====== Data for this task

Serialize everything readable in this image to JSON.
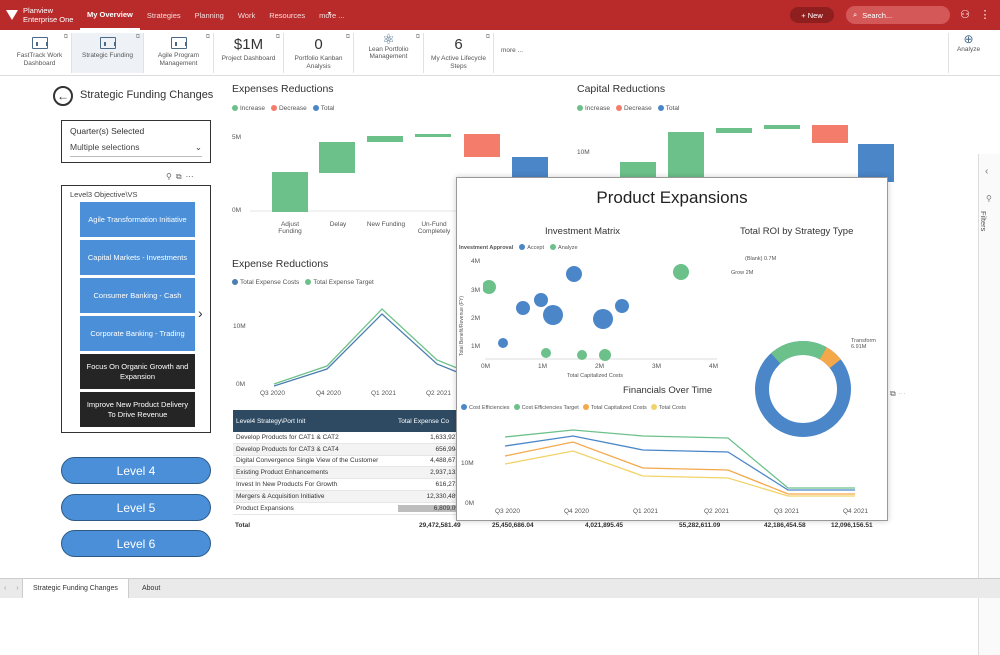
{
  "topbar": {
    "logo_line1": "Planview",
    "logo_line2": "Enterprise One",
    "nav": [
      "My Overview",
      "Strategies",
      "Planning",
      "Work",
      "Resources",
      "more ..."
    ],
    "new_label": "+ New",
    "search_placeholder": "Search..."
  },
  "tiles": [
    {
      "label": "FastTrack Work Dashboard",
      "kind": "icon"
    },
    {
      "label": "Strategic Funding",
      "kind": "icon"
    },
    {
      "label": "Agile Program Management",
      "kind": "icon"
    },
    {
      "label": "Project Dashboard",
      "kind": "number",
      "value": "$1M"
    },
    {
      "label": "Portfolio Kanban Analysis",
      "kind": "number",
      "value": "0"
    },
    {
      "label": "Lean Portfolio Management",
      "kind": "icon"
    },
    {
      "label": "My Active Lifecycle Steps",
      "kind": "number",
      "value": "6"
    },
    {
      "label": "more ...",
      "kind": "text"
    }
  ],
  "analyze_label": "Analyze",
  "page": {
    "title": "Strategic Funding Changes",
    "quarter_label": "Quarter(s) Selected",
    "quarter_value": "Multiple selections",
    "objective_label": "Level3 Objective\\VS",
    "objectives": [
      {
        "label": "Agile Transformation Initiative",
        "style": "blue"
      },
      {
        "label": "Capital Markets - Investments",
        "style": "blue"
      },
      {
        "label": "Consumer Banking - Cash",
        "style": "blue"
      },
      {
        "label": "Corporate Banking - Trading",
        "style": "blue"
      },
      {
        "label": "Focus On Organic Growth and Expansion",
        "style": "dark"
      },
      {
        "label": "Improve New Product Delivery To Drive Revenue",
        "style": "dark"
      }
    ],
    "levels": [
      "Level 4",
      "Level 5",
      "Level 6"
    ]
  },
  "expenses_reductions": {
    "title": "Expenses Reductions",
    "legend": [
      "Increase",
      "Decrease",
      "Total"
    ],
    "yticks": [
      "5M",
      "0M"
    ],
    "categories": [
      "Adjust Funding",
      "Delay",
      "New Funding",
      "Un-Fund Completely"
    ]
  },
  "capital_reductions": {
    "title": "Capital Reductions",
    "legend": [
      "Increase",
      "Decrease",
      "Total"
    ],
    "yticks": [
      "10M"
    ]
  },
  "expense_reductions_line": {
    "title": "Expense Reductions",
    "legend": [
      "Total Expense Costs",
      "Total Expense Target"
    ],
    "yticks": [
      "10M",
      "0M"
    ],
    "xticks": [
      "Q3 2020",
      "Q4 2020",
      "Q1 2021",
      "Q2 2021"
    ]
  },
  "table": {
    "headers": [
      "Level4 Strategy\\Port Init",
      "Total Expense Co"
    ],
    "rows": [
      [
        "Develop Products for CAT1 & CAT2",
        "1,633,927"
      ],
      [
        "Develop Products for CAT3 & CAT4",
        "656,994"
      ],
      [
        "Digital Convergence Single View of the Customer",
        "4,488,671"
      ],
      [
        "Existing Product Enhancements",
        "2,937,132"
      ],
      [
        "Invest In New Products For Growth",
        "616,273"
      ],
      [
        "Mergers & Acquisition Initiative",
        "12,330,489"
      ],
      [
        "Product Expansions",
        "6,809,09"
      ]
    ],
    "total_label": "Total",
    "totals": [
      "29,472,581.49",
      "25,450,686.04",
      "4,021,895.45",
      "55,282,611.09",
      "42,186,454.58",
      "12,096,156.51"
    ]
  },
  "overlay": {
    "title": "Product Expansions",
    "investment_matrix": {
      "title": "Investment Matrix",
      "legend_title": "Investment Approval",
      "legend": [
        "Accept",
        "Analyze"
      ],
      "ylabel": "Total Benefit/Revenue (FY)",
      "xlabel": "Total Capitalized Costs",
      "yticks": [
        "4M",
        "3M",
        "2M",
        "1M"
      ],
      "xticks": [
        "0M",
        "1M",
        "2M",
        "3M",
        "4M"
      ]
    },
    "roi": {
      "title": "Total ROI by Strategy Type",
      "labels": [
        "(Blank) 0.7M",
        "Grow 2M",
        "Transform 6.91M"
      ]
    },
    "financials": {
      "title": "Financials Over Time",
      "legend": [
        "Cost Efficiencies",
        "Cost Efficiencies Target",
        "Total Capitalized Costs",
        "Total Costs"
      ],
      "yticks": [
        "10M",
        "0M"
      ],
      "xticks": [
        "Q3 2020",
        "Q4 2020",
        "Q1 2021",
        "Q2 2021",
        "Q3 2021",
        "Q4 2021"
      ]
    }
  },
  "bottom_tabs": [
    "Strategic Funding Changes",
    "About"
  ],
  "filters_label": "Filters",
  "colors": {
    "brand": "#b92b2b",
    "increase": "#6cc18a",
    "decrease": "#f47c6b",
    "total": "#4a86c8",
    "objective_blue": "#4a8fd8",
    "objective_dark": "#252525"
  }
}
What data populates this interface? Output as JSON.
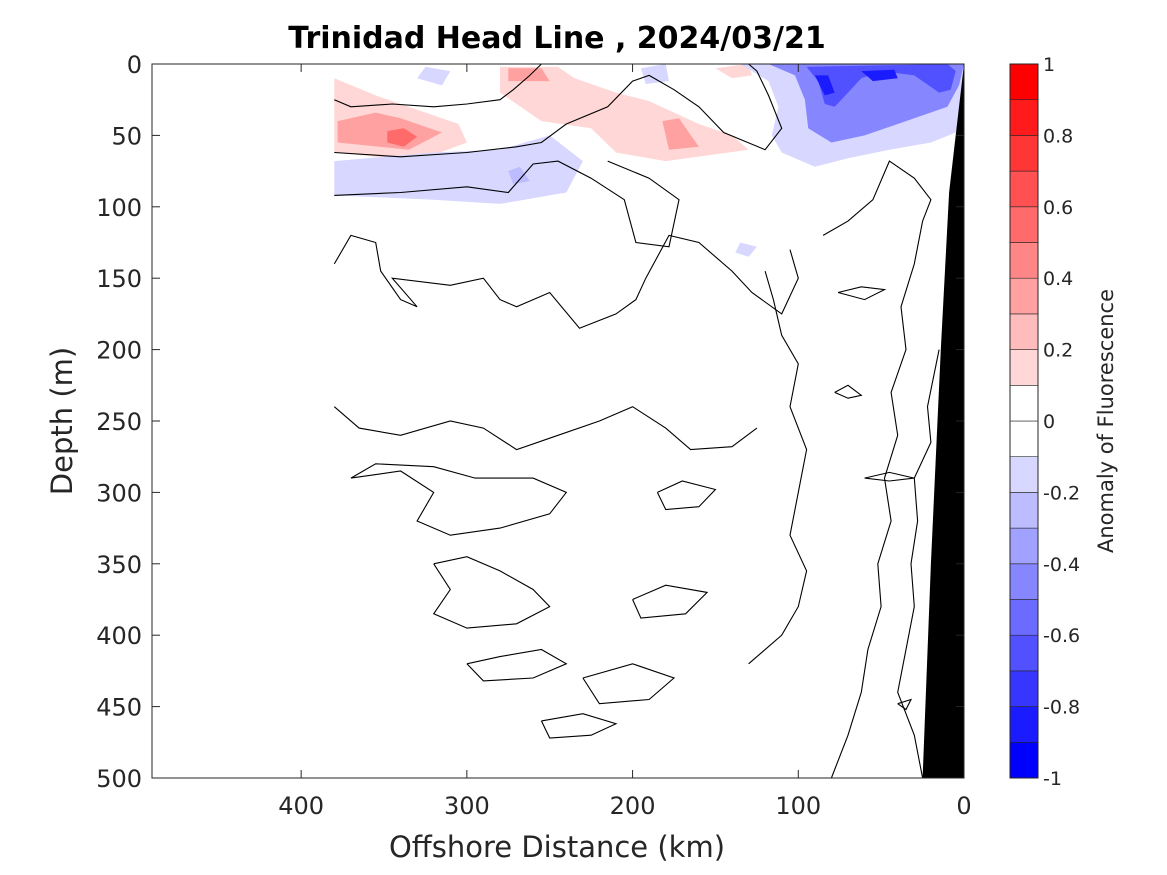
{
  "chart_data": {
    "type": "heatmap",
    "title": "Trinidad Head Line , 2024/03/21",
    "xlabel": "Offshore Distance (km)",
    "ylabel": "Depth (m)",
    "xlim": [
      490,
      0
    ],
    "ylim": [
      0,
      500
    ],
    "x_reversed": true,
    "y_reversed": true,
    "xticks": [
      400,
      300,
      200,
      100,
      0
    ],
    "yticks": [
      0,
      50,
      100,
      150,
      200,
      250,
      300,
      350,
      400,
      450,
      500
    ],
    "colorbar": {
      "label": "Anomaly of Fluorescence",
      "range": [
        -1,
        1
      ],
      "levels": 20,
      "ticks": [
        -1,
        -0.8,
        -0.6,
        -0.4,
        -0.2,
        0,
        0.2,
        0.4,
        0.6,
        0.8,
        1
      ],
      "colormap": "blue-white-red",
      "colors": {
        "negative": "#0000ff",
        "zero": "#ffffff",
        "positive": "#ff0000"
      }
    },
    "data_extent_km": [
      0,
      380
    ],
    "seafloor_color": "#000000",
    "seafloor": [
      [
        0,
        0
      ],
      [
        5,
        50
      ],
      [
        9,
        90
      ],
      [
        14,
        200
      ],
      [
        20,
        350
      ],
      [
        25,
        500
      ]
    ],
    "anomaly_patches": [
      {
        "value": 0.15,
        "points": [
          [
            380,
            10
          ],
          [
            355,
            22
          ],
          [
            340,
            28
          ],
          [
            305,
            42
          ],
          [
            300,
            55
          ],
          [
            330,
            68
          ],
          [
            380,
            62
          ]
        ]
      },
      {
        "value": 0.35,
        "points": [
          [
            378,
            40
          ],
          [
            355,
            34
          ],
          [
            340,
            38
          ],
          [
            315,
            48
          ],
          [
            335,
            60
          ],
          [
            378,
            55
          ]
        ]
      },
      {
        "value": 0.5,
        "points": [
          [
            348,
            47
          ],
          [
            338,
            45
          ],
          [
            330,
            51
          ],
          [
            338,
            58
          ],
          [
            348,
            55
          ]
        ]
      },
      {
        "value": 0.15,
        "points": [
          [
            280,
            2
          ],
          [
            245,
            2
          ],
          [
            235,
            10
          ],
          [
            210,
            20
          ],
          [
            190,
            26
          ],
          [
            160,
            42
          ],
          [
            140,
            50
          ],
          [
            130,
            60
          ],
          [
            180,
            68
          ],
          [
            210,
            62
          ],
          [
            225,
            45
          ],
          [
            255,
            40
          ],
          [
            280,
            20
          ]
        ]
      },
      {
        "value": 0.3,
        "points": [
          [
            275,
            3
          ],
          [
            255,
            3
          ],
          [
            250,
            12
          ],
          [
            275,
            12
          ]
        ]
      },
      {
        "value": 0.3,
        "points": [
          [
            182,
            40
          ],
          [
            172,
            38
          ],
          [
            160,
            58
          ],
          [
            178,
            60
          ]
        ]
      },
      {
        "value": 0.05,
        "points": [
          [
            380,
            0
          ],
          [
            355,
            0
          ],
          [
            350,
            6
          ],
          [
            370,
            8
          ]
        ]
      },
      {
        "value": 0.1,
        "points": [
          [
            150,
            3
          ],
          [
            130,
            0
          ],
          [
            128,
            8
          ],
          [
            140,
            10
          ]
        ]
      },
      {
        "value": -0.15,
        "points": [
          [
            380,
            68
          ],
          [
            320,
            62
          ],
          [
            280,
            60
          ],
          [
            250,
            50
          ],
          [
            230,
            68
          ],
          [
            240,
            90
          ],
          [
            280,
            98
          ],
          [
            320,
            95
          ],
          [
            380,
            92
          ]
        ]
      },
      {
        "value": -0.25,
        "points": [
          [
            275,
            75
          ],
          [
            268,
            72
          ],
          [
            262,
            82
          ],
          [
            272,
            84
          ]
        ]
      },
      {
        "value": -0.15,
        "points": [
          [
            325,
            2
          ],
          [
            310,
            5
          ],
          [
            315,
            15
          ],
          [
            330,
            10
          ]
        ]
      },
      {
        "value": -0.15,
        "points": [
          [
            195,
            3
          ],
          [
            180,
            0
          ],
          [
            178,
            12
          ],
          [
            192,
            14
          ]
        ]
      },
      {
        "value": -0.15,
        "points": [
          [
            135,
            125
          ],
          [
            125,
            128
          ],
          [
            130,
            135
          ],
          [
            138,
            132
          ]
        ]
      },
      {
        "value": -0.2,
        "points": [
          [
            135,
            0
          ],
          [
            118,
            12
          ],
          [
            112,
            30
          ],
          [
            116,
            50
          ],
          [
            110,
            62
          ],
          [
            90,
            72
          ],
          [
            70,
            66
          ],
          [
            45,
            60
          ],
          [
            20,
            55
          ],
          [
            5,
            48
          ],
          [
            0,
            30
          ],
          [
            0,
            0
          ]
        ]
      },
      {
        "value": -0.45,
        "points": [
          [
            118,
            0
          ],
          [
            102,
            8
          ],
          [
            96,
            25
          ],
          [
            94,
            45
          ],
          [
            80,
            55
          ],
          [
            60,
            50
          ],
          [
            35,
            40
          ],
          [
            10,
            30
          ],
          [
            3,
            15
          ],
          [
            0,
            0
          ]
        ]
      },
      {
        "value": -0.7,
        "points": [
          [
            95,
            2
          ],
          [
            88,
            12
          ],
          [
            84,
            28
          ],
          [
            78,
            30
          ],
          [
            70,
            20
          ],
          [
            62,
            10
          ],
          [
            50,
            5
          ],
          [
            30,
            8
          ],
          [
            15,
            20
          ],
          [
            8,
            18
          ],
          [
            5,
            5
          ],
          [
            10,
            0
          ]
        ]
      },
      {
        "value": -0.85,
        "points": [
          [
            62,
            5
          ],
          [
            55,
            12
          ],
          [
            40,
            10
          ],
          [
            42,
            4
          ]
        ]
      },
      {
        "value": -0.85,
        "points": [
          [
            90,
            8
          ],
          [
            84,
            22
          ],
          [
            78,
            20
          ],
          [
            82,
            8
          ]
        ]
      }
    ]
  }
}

============

Work to complete:
Report back each line of the entries that holds the string "Dashboard".

Expected output:
      "label": "FastTrack Work Dashboard",
      "label": "Project Dashboard",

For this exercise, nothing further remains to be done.